### GIVEN INSTRUCTION
Leave out the pictures and reproduce all of the data exactly.

Data records:
•••••
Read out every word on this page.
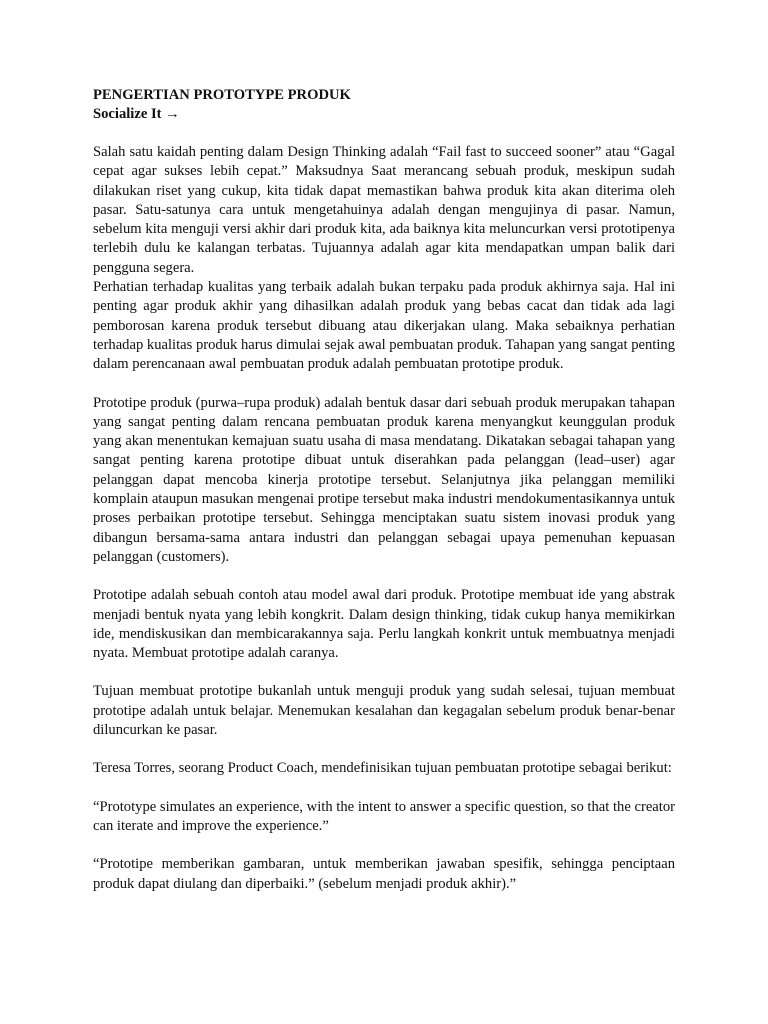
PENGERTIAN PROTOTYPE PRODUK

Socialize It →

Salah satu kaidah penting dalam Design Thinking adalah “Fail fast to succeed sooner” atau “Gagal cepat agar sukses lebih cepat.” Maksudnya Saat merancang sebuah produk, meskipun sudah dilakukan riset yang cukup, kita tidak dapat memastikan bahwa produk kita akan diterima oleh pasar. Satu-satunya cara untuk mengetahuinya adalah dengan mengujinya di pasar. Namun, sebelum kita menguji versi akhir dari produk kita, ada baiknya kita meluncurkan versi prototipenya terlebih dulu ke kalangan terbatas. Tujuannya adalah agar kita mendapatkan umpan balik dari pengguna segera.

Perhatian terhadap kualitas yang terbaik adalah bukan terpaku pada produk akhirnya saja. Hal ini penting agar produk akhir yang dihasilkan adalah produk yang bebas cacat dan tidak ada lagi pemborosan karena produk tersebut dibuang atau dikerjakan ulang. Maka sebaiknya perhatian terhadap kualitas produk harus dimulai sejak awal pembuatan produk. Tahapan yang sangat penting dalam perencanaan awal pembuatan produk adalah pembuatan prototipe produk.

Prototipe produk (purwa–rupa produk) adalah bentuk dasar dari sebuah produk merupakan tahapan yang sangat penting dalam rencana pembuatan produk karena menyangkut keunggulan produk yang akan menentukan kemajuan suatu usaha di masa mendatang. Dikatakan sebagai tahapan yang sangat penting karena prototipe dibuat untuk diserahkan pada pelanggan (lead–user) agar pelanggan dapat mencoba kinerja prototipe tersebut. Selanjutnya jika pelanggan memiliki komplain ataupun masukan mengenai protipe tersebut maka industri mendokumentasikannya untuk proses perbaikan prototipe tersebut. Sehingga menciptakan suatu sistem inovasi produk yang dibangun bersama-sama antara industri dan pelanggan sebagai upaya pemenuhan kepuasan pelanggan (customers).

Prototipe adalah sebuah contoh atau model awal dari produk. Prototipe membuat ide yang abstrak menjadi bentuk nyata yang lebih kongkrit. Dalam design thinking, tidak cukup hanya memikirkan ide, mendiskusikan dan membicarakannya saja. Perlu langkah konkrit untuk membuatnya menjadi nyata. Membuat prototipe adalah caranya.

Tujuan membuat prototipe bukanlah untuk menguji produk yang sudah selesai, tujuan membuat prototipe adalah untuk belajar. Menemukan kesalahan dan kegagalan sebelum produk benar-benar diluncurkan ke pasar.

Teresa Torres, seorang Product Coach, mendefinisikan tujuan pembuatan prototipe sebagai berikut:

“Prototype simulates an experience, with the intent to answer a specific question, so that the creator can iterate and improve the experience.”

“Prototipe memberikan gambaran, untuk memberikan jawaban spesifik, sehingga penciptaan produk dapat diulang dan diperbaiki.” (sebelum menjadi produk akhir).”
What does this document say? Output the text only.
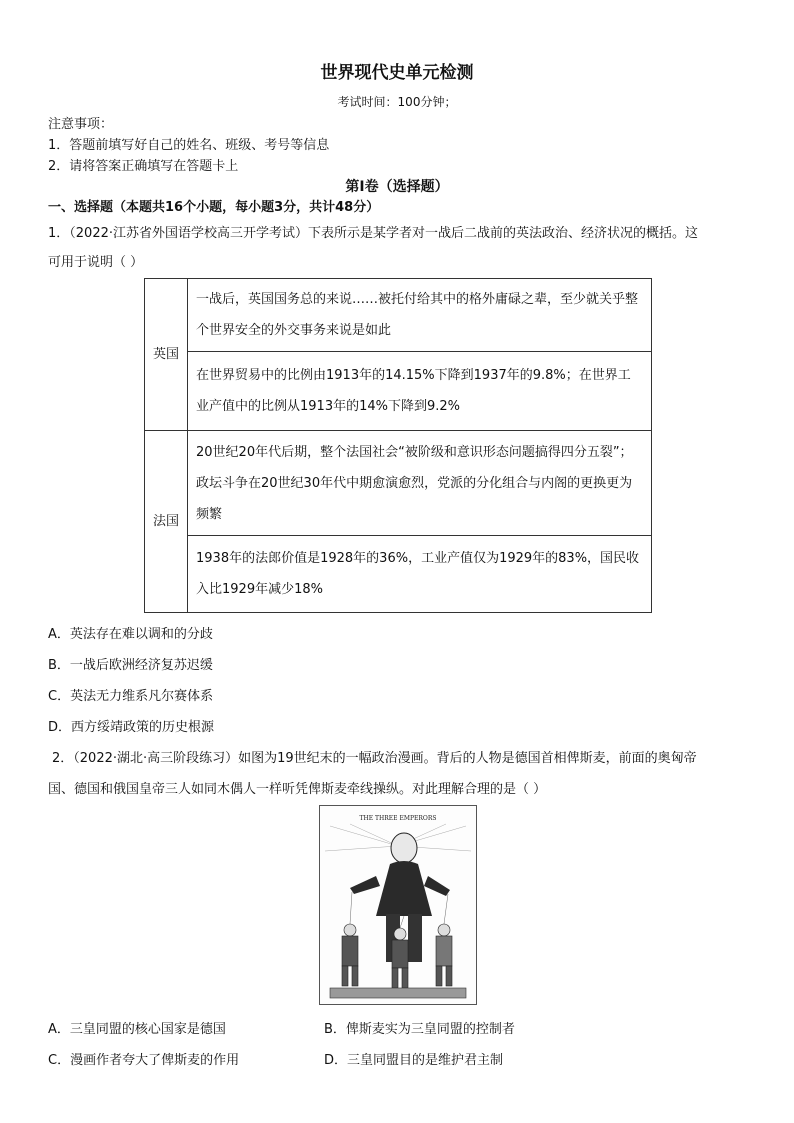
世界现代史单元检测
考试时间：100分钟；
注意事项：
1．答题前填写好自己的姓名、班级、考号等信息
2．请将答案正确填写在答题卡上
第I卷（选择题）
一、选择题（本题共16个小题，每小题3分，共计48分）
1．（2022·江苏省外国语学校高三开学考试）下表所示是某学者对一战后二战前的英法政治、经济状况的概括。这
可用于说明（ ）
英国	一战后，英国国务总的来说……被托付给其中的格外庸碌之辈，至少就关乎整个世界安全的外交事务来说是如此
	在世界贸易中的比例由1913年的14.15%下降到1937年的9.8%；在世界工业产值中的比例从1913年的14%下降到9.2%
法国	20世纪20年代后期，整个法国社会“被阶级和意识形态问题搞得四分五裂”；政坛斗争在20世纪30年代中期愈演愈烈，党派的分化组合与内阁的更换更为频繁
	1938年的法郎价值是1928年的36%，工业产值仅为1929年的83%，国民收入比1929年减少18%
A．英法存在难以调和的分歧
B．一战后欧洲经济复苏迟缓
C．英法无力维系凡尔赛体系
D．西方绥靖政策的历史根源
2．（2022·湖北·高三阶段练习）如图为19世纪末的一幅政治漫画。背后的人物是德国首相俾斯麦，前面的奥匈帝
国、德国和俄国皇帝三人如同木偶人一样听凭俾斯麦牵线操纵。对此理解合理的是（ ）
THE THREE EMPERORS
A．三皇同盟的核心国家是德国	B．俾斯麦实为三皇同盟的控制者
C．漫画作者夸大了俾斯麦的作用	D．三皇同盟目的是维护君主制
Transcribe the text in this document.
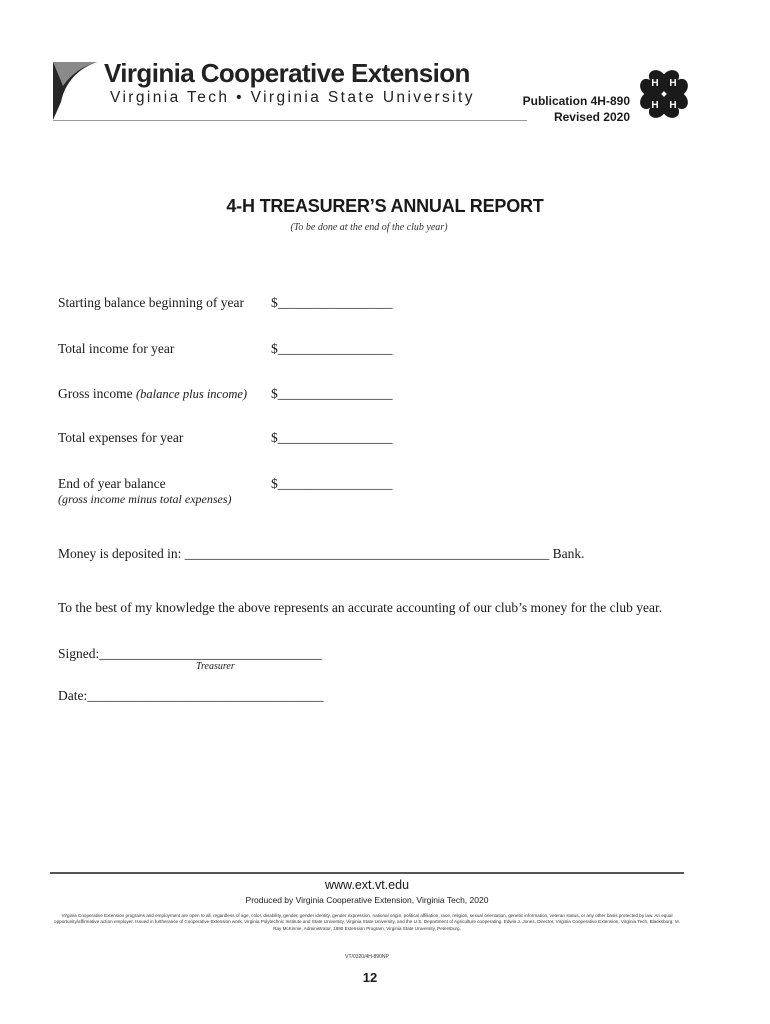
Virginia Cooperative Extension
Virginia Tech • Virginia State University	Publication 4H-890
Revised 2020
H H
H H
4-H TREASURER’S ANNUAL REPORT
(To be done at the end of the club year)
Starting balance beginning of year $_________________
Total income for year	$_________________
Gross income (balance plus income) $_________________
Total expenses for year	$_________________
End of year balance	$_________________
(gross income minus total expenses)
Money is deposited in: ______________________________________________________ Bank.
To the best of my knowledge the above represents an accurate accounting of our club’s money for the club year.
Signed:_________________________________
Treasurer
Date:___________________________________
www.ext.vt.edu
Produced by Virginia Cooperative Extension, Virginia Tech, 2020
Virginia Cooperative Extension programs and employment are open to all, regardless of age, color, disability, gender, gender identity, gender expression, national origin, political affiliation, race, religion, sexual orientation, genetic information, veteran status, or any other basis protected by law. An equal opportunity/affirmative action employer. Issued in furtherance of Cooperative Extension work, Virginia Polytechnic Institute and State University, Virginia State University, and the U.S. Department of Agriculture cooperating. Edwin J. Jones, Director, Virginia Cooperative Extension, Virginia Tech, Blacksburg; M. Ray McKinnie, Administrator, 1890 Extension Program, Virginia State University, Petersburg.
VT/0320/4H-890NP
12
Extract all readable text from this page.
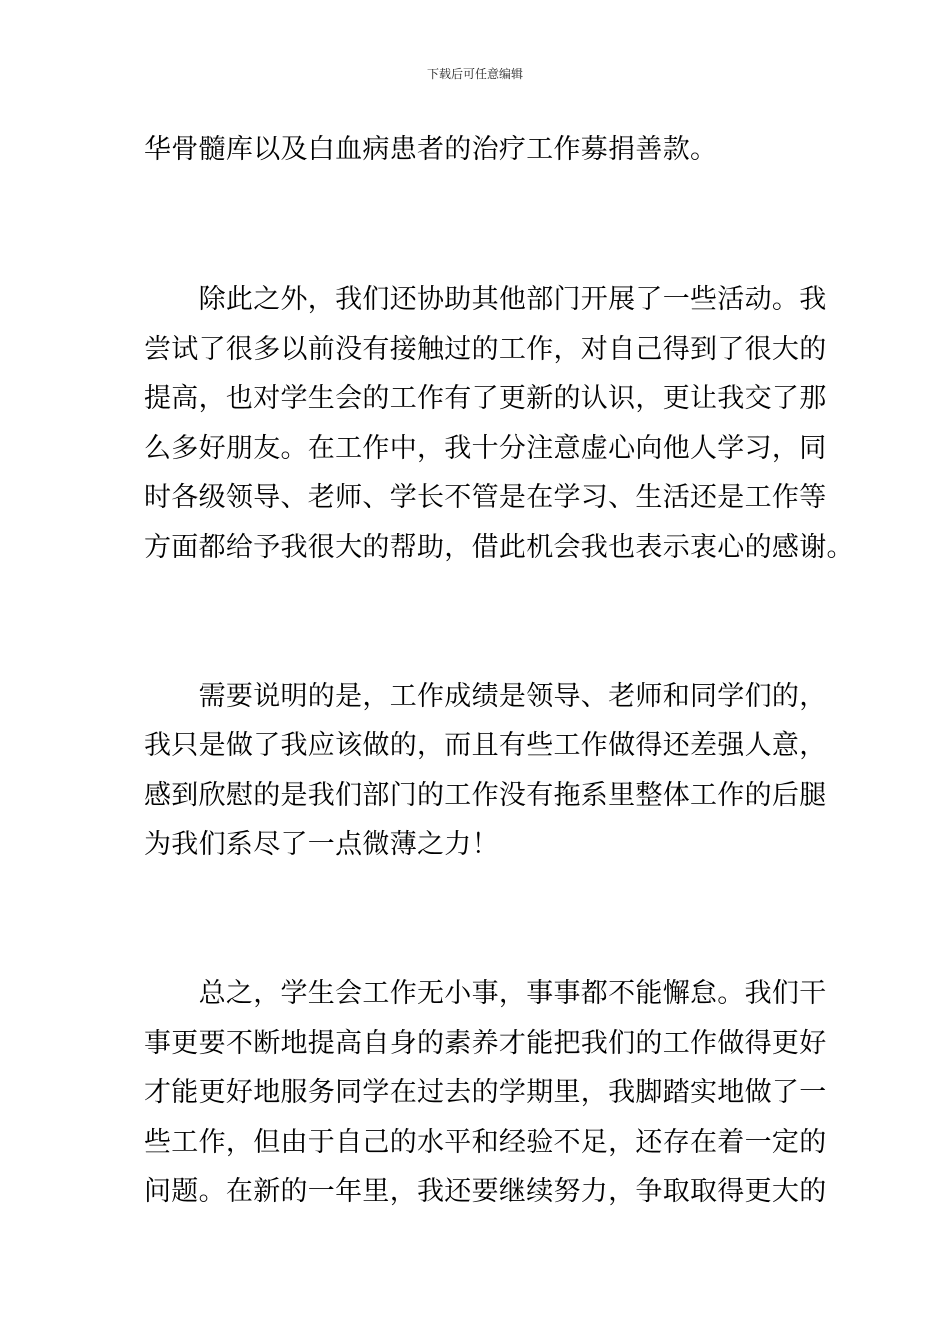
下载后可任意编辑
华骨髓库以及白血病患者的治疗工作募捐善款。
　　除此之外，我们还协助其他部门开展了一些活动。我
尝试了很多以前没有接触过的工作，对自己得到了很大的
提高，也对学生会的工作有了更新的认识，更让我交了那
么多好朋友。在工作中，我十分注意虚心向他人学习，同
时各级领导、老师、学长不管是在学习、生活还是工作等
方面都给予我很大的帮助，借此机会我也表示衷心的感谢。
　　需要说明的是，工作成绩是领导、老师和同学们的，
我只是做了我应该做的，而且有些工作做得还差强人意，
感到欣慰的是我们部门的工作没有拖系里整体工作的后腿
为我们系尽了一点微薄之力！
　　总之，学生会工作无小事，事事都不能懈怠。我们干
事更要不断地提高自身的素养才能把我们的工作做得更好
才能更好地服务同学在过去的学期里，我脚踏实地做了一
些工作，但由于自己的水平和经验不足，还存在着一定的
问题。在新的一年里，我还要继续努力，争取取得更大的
•••••
### PROBLEM SOLUTION
Read out every word on this page.
PENGERTIAN PROTOTYPE PRODUK

Socialize It →

Salah satu kaidah penting dalam Design Thinking adalah “Fail fast to succeed sooner” atau “Gagal cepat agar sukses lebih cepat.” Maksudnya Saat merancang sebuah produk, meskipun sudah dilakukan riset yang cukup, kita tidak dapat memastikan bahwa produk kita akan diterima oleh pasar. Satu-satunya cara untuk mengetahuinya adalah dengan mengujinya di pasar. Namun, sebelum kita menguji versi akhir dari produk kita, ada baiknya kita meluncurkan versi prototipenya terlebih dulu ke kalangan terbatas. Tujuannya adalah agar kita mendapatkan umpan balik dari pengguna segera.

Perhatian terhadap kualitas yang terbaik adalah bukan terpaku pada produk akhirnya saja. Hal ini penting agar produk akhir yang dihasilkan adalah produk yang bebas cacat dan tidak ada lagi pemborosan karena produk tersebut dibuang atau dikerjakan ulang. Maka sebaiknya perhatian terhadap kualitas produk harus dimulai sejak awal pembuatan produk. Tahapan yang sangat penting dalam perencanaan awal pembuatan produk adalah pembuatan prototipe produk.

Prototipe produk (purwa–rupa produk) adalah bentuk dasar dari sebuah produk merupakan tahapan yang sangat penting dalam rencana pembuatan produk karena menyangkut keunggulan produk yang akan menentukan kemajuan suatu usaha di masa mendatang. Dikatakan sebagai tahapan yang sangat penting karena prototipe dibuat untuk diserahkan pada pelanggan (lead–user) agar pelanggan dapat mencoba kinerja prototipe tersebut. Selanjutnya jika pelanggan memiliki komplain ataupun masukan mengenai protipe tersebut maka industri mendokumentasikannya untuk proses perbaikan prototipe tersebut. Sehingga menciptakan suatu sistem inovasi produk yang dibangun bersama-sama antara industri dan pelanggan sebagai upaya pemenuhan kepuasan pelanggan (customers).

Prototipe adalah sebuah contoh atau model awal dari produk. Prototipe membuat ide yang abstrak menjadi bentuk nyata yang lebih kongkrit. Dalam design thinking, tidak cukup hanya memikirkan ide, mendiskusikan dan membicarakannya saja. Perlu langkah konkrit untuk membuatnya menjadi nyata. Membuat prototipe adalah caranya.

Tujuan membuat prototipe bukanlah untuk menguji produk yang sudah selesai, tujuan membuat prototipe adalah untuk belajar. Menemukan kesalahan dan kegagalan sebelum produk benar-benar diluncurkan ke pasar.

Teresa Torres, seorang Product Coach, mendefinisikan tujuan pembuatan prototipe sebagai berikut:

“Prototype simulates an experience, with the intent to answer a specific question, so that the creator can iterate and improve the experience.”

“Prototipe memberikan gambaran, untuk memberikan jawaban spesifik, sehingga penciptaan produk dapat diulang dan diperbaiki.” (sebelum menjadi produk akhir).”
What does this document say? Output the text only.
世界现代史单元检测
考试时间：100分钟；
注意事项：
1．答题前填写好自己的姓名、班级、考号等信息
2．请将答案正确填写在答题卡上
第I卷（选择题）
一、选择题（本题共16个小题，每小题3分，共计48分）
1．（2022·江苏省外国语学校高三开学考试）下表所示是某学者对一战后二战前的英法政治、经济状况的概括。这
可用于说明（ ）
英国	一战后，英国国务总的来说……被托付给其中的格外庸碌之辈，至少就关乎整个世界安全的外交事务来说是如此
	在世界贸易中的比例由1913年的14.15%下降到1937年的9.8%；在世界工业产值中的比例从1913年的14%下降到9.2%
法国	20世纪20年代后期，整个法国社会“被阶级和意识形态问题搞得四分五裂”；政坛斗争在20世纪30年代中期愈演愈烈，党派的分化组合与内阁的更换更为频繁
	1938年的法郎价值是1928年的36%，工业产值仅为1929年的83%，国民收入比1929年减少18%
A．英法存在难以调和的分歧
B．一战后欧洲经济复苏迟缓
C．英法无力维系凡尔赛体系
D．西方绥靖政策的历史根源
2．（2022·湖北·高三阶段练习）如图为19世纪末的一幅政治漫画。背后的人物是德国首相俾斯麦，前面的奥匈帝
国、德国和俄国皇帝三人如同木偶人一样听凭俾斯麦牵线操纵。对此理解合理的是（ ）
THE THREE EMPERORS
A．三皇同盟的核心国家是德国	B．俾斯麦实为三皇同盟的控制者
C．漫画作者夸大了俾斯麦的作用	D．三皇同盟目的是维护君主制
Transcribe the text in this document.
Virginia Cooperative Extension
Virginia Tech • Virginia State University	Publication 4H-890
Revised 2020
H H
H H
4-H TREASURER’S ANNUAL REPORT
(To be done at the end of the club year)
Starting balance beginning of year $_________________
Total income for year	$_________________
Gross income (balance plus income) $_________________
Total expenses for year	$_________________
End of year balance	$_________________
(gross income minus total expenses)
Money is deposited in: ______________________________________________________ Bank.
To the best of my knowledge the above represents an accurate accounting of our club’s money for the club year.
Signed:_________________________________
Treasurer
Date:___________________________________
www.ext.vt.edu
Produced by Virginia Cooperative Extension, Virginia Tech, 2020
Virginia Cooperative Extension programs and employment are open to all, regardless of age, color, disability, gender, gender identity, gender expression, national origin, political affiliation, race, religion, sexual orientation, genetic information, veteran status, or any other basis protected by law. An equal opportunity/affirmative action employer. Issued in furtherance of Cooperative Extension work, Virginia Polytechnic Institute and State University, Virginia State University, and the U.S. Department of Agriculture cooperating. Edwin J. Jones, Director, Virginia Cooperative Extension, Virginia Tech, Blacksburg; M. Ray McKinnie, Administrator, 1890 Extension Program, Virginia State University, Petersburg.
VT/0320/4H-890NP
12
Extract all readable text from this page.
下载后可任意编辑
华骨髓库以及白血病患者的治疗工作募捐善款。
　　除此之外，我们还协助其他部门开展了一些活动。我
尝试了很多以前没有接触过的工作，对自己得到了很大的
提高，也对学生会的工作有了更新的认识，更让我交了那
么多好朋友。在工作中，我十分注意虚心向他人学习，同
时各级领导、老师、学长不管是在学习、生活还是工作等
方面都给予我很大的帮助，借此机会我也表示衷心的感谢。
　　需要说明的是，工作成绩是领导、老师和同学们的，
我只是做了我应该做的，而且有些工作做得还差强人意，
感到欣慰的是我们部门的工作没有拖系里整体工作的后腿
为我们系尽了一点微薄之力！
　　总之，学生会工作无小事，事事都不能懈怠。我们干
事更要不断地提高自身的素养才能把我们的工作做得更好
才能更好地服务同学在过去的学期里，我脚踏实地做了一
些工作，但由于自己的水平和经验不足，还存在着一定的
问题。在新的一年里，我还要继续努力，争取取得更大的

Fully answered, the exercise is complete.